Directions: Quote the full listing word for word.

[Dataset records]
^^^^

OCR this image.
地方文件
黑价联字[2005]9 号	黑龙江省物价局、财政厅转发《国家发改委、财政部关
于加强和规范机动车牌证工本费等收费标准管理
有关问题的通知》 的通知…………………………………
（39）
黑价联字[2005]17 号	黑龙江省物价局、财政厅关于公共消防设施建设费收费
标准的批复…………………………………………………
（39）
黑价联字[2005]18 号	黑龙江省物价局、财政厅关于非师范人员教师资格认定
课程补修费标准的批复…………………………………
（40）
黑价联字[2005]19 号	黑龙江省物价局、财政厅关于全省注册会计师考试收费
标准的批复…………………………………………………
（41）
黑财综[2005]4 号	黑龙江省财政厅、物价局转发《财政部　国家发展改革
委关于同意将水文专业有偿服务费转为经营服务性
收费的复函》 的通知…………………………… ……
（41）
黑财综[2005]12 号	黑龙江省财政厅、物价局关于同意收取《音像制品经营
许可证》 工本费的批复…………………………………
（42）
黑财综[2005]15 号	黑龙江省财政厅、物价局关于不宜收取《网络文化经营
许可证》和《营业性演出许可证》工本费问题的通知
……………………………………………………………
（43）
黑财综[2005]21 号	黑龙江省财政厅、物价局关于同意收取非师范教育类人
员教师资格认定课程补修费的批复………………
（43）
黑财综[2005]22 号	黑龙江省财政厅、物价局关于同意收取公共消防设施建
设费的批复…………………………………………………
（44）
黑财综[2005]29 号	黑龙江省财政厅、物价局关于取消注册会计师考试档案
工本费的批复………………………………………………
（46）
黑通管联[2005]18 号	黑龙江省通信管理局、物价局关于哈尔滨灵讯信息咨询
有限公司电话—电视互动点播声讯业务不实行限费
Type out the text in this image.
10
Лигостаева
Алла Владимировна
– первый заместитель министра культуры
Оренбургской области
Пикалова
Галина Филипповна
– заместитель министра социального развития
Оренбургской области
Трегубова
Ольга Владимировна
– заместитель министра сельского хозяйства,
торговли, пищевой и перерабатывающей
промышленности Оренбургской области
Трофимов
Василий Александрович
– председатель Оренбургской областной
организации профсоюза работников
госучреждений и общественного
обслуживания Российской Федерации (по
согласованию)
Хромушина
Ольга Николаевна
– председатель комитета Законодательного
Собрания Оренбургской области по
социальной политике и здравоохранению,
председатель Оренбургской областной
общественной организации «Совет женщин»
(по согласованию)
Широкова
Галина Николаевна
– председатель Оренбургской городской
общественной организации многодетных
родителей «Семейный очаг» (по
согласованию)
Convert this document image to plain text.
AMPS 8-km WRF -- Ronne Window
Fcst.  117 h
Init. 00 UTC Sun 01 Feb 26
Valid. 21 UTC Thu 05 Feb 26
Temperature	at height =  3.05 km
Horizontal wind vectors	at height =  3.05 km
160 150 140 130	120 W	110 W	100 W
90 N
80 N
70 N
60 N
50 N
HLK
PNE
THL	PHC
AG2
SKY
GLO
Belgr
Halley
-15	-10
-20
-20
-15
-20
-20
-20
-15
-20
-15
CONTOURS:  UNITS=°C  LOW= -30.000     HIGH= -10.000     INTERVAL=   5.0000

^^^^

Worked answer:
OCR this image.
地方文件
黑价联字[2005]9 号	黑龙江省物价局、财政厅转发《国家发改委、财政部关
于加强和规范机动车牌证工本费等收费标准管理
有关问题的通知》 的通知…………………………………
（39）
黑价联字[2005]17 号	黑龙江省物价局、财政厅关于公共消防设施建设费收费
标准的批复…………………………………………………
（39）
黑价联字[2005]18 号	黑龙江省物价局、财政厅关于非师范人员教师资格认定
课程补修费标准的批复…………………………………
（40）
黑价联字[2005]19 号	黑龙江省物价局、财政厅关于全省注册会计师考试收费
标准的批复…………………………………………………
（41）
黑财综[2005]4 号	黑龙江省财政厅、物价局转发《财政部　国家发展改革
委关于同意将水文专业有偿服务费转为经营服务性
收费的复函》 的通知…………………………… ……
（41）
黑财综[2005]12 号	黑龙江省财政厅、物价局关于同意收取《音像制品经营
许可证》 工本费的批复…………………………………
（42）
黑财综[2005]15 号	黑龙江省财政厅、物价局关于不宜收取《网络文化经营
许可证》和《营业性演出许可证》工本费问题的通知
……………………………………………………………
（43）
黑财综[2005]21 号	黑龙江省财政厅、物价局关于同意收取非师范教育类人
员教师资格认定课程补修费的批复………………
（43）
黑财综[2005]22 号	黑龙江省财政厅、物价局关于同意收取公共消防设施建
设费的批复…………………………………………………
（44）
黑财综[2005]29 号	黑龙江省财政厅、物价局关于取消注册会计师考试档案
工本费的批复………………………………………………
（46）
黑通管联[2005]18 号	黑龙江省通信管理局、物价局关于哈尔滨灵讯信息咨询
有限公司电话—电视互动点播声讯业务不实行限费
Type out the text in this image.
10
Лигостаева
Алла Владимировна
– первый заместитель министра культуры
Оренбургской области
Пикалова
Галина Филипповна
– заместитель министра социального развития
Оренбургской области
Трегубова
Ольга Владимировна
– заместитель министра сельского хозяйства,
торговли, пищевой и перерабатывающей
промышленности Оренбургской области
Трофимов
Василий Александрович
– председатель Оренбургской областной
организации профсоюза работников
госучреждений и общественного
обслуживания Российской Федерации (по
согласованию)
Хромушина
Ольга Николаевна
– председатель комитета Законодательного
Собрания Оренбургской области по
социальной политике и здравоохранению,
председатель Оренбургской областной
общественной организации «Совет женщин»
(по согласованию)
Широкова
Галина Николаевна
– председатель Оренбургской городской
общественной организации многодетных
родителей «Семейный очаг» (по
согласованию)
Convert this document image to plain text.
AMPS 8-km WRF -- Ronne Window
Fcst.  117 h
Init. 00 UTC Sun 01 Feb 26
Valid. 21 UTC Thu 05 Feb 26
Temperature	at height =  3.05 km
Horizontal wind vectors	at height =  3.05 km
160 150 140 130	120 W	110 W	100 W
90 N
80 N
70 N
60 N
50 N
HLK
PNE
THL	PHC
AG2
SKY
GLO
Belgr
Halley
-15	-10
-20
-20
-15
-20
-20
-20
-15
-20
-15
CONTOURS:  UNITS=°C  LOW= -30.000     HIGH= -10.000     INTERVAL=   5.0000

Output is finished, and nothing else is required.